** begin DATASET RECORDS **
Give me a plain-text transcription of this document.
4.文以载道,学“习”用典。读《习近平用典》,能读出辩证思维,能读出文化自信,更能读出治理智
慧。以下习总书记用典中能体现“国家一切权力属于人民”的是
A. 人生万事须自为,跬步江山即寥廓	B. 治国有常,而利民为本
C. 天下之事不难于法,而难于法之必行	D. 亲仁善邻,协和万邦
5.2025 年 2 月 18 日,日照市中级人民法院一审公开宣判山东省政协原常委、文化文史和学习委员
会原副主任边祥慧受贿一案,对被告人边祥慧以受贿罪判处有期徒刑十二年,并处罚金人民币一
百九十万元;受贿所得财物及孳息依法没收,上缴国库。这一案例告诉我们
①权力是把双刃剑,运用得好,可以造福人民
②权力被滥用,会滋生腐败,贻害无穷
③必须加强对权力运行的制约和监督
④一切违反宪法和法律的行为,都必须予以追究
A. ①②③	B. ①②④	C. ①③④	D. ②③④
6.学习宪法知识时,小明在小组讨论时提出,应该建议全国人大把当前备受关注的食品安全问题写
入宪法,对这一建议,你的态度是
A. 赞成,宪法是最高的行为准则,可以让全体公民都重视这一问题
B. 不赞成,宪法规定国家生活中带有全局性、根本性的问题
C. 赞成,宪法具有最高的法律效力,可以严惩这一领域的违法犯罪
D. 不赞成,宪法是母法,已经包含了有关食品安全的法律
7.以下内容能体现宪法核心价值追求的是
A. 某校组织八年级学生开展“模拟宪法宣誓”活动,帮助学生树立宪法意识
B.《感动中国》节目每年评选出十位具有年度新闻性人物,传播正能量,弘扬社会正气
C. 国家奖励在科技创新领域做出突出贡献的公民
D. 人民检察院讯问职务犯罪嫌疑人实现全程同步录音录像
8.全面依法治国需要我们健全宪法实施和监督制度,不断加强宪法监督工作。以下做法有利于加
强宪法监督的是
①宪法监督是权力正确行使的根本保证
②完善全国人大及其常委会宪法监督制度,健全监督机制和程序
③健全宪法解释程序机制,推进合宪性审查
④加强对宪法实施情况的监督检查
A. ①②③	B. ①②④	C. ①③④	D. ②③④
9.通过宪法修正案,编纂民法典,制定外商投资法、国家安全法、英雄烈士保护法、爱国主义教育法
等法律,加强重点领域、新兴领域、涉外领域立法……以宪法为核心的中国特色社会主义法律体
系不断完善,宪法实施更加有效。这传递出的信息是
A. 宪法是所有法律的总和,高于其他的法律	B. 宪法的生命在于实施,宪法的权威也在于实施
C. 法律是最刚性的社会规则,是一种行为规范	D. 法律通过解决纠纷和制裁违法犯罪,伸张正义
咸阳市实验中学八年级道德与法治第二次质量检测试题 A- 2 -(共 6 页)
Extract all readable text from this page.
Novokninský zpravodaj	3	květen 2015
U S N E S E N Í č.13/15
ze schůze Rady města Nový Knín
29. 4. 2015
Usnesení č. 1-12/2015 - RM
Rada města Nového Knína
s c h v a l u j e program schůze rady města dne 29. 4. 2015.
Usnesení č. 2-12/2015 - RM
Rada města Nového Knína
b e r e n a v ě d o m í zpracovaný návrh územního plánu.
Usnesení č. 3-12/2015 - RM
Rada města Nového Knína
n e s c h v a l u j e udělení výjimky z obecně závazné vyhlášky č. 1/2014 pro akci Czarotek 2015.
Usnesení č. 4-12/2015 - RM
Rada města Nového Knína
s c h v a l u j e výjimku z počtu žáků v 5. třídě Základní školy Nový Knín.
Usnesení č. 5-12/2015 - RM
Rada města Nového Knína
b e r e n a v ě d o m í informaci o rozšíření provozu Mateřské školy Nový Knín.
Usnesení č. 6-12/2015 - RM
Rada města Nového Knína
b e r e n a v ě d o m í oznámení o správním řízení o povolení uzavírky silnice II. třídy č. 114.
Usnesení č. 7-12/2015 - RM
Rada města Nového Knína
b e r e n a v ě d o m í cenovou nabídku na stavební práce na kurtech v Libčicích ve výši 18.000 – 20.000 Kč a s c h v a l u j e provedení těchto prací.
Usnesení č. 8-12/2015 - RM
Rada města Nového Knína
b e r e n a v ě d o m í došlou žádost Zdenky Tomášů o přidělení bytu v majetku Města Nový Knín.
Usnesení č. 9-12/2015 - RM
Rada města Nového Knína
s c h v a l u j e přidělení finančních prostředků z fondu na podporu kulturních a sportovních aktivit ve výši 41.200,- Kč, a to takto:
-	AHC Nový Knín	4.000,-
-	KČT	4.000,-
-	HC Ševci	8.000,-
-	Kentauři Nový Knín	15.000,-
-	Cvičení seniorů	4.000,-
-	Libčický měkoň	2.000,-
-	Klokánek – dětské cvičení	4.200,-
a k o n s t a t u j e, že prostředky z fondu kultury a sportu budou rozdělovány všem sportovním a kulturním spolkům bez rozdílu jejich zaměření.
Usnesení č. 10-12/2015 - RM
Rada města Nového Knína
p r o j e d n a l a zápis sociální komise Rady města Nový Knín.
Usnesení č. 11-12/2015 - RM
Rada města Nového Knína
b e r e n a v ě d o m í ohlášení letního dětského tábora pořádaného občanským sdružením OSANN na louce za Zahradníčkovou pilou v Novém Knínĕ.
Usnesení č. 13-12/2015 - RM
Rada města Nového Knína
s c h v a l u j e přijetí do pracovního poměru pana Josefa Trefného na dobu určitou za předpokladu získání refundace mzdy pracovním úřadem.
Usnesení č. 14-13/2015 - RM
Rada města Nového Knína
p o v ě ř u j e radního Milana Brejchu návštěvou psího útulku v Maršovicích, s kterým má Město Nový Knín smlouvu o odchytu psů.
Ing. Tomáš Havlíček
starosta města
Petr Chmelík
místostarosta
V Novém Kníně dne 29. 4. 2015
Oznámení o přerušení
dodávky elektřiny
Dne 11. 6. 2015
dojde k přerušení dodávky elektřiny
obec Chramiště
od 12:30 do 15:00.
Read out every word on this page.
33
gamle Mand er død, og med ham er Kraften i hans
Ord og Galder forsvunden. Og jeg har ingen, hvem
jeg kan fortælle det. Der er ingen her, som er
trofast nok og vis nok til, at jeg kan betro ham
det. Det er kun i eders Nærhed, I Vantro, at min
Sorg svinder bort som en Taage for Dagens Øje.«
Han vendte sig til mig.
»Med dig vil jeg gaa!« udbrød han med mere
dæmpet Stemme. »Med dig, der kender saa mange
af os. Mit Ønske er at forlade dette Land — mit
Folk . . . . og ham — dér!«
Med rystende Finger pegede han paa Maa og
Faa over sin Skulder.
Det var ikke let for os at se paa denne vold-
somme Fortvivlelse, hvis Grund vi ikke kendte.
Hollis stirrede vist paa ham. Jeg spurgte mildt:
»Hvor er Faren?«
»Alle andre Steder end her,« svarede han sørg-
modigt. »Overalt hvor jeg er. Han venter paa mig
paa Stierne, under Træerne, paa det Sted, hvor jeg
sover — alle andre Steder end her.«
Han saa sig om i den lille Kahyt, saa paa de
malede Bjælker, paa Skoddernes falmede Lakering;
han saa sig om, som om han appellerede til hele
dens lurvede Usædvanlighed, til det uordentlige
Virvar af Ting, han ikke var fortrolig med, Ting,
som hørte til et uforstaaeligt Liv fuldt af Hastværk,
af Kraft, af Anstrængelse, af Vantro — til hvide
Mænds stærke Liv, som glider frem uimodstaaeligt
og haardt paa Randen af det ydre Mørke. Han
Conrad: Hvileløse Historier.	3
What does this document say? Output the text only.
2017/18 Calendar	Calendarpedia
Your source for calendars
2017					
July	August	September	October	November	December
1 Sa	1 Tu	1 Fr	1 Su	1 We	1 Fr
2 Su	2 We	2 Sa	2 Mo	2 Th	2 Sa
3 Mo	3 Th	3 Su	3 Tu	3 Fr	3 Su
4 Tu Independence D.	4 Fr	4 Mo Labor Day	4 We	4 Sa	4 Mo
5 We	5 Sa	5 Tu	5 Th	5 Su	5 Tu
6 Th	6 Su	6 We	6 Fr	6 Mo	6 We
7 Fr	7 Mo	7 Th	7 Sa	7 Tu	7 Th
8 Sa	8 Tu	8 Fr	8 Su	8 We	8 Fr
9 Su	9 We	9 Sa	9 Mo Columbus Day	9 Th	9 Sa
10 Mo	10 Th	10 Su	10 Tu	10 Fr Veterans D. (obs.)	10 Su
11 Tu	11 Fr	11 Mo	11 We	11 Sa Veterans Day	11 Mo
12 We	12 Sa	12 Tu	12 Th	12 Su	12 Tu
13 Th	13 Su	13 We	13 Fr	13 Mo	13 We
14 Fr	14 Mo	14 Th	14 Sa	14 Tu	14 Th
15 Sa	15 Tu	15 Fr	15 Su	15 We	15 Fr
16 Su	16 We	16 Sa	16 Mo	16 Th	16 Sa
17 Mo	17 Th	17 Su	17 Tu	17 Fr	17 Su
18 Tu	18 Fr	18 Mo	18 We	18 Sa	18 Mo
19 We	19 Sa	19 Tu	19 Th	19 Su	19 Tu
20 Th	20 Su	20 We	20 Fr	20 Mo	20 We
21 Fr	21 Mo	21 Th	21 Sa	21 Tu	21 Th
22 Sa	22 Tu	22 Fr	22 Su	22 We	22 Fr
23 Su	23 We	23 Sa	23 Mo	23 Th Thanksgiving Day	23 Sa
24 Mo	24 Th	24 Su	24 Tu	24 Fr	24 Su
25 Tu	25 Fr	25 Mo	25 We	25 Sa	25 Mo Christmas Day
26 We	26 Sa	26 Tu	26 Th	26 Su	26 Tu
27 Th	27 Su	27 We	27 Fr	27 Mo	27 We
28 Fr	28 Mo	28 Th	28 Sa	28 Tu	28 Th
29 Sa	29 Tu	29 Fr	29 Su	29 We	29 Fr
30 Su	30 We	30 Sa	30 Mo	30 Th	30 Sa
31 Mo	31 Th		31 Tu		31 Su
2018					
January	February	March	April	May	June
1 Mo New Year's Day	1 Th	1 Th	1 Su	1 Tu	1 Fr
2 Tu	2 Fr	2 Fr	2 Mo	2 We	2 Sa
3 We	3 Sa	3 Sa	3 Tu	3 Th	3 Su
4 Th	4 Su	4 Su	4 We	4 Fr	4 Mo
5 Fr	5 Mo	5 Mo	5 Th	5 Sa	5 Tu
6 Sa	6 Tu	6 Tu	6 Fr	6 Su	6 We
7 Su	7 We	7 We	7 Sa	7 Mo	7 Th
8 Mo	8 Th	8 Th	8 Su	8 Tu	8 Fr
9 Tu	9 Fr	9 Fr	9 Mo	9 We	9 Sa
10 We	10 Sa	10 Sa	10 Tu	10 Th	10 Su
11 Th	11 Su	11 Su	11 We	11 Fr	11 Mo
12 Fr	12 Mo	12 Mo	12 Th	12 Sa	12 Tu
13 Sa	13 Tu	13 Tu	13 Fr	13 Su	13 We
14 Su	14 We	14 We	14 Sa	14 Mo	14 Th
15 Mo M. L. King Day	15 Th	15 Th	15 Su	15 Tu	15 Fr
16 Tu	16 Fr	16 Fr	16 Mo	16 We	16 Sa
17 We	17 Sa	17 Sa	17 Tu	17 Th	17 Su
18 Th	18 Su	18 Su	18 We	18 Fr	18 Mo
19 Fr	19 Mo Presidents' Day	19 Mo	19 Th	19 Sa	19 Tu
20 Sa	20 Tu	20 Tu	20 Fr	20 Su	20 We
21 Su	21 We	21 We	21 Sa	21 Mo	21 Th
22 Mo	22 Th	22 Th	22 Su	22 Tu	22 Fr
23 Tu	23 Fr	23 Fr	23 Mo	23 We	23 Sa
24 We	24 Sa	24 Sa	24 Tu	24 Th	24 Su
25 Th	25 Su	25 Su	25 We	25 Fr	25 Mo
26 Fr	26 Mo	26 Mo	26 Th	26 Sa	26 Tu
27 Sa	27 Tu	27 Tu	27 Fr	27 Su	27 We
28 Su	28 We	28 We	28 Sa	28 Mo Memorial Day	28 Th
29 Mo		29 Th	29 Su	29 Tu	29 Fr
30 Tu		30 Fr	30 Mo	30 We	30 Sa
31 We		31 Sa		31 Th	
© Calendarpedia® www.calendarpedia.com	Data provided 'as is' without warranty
** end DATASET RECORDS **
» GOAL OF THE EXERCISE
Check each line above for the word "ikke", and copy the lines where it appears.

» PROBLEM SOLUTION
Det var ikke let for os at se paa denne vold-
somme Fortvivlelse, hvis Grund vi ikke kendte.
Virvar af Ting, han ikke var fortrolig med, Ting,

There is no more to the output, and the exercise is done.